Dataset rows about figures:

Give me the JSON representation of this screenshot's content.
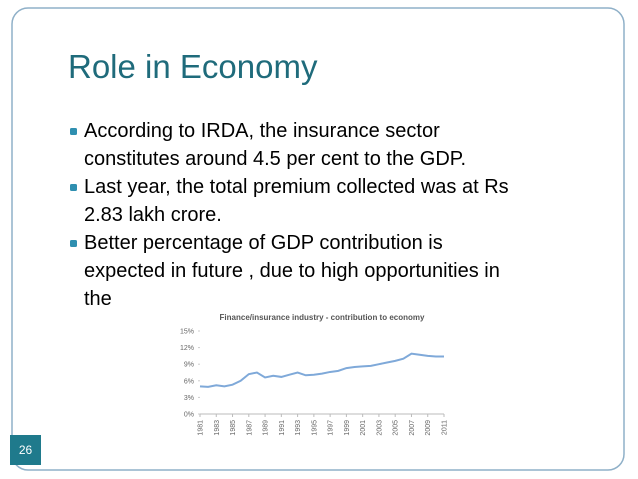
{
  "slide": {
    "title": "Role in Economy",
    "bullets": [
      {
        "lines": [
          "According to IRDA, the insurance sector",
          "constitutes around 4.5 per cent to the GDP."
        ]
      },
      {
        "lines": [
          "Last year, the total premium collected was at Rs",
          "2.83 lakh crore."
        ]
      },
      {
        "lines": [
          "Better percentage of GDP contribution is",
          "expected in future , due to high opportunities in",
          "the"
        ]
      }
    ],
    "page_number": "26"
  },
  "chart_data": {
    "type": "line",
    "title": "Finance/insurance industry - contribution to economy",
    "x": [
      1981,
      1982,
      1983,
      1984,
      1985,
      1986,
      1987,
      1988,
      1989,
      1990,
      1991,
      1992,
      1993,
      1994,
      1995,
      1996,
      1997,
      1998,
      1999,
      2000,
      2001,
      2002,
      2003,
      2004,
      2005,
      2006,
      2007,
      2008,
      2009,
      2010,
      2011
    ],
    "series": [
      {
        "color": "#7fa9d9",
        "values": [
          5.0,
          4.9,
          5.2,
          5.0,
          5.3,
          6.0,
          7.2,
          7.5,
          6.6,
          6.9,
          6.7,
          7.1,
          7.5,
          7.0,
          7.1,
          7.3,
          7.6,
          7.8,
          8.3,
          8.5,
          8.6,
          8.7,
          9.0,
          9.3,
          9.6,
          10.0,
          10.9,
          10.7,
          10.5,
          10.4,
          10.4
        ]
      }
    ],
    "xlim": [
      1981,
      2011
    ],
    "xticks": [
      1981,
      1983,
      1985,
      1987,
      1989,
      1991,
      1993,
      1995,
      1997,
      1999,
      2001,
      2003,
      2005,
      2007,
      2009,
      2011
    ],
    "ylim": [
      0,
      15
    ],
    "yticks": [
      {
        "value": 0,
        "label": "0%"
      },
      {
        "value": 3,
        "label": "3%"
      },
      {
        "value": 6,
        "label": "6%"
      },
      {
        "value": 9,
        "label": "9%"
      },
      {
        "value": 12,
        "label": "12%"
      },
      {
        "value": 15,
        "label": "15%"
      }
    ],
    "grid": false
  }
}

▶ WHAT IS NEEDED: Locate the word "contribution" in the data above. Copy every line carrying it.

▶ EXERCISE SOLUTION:
          "Better percentage of GDP contribution is",
    "title": "Finance/insurance industry - contribution to economy",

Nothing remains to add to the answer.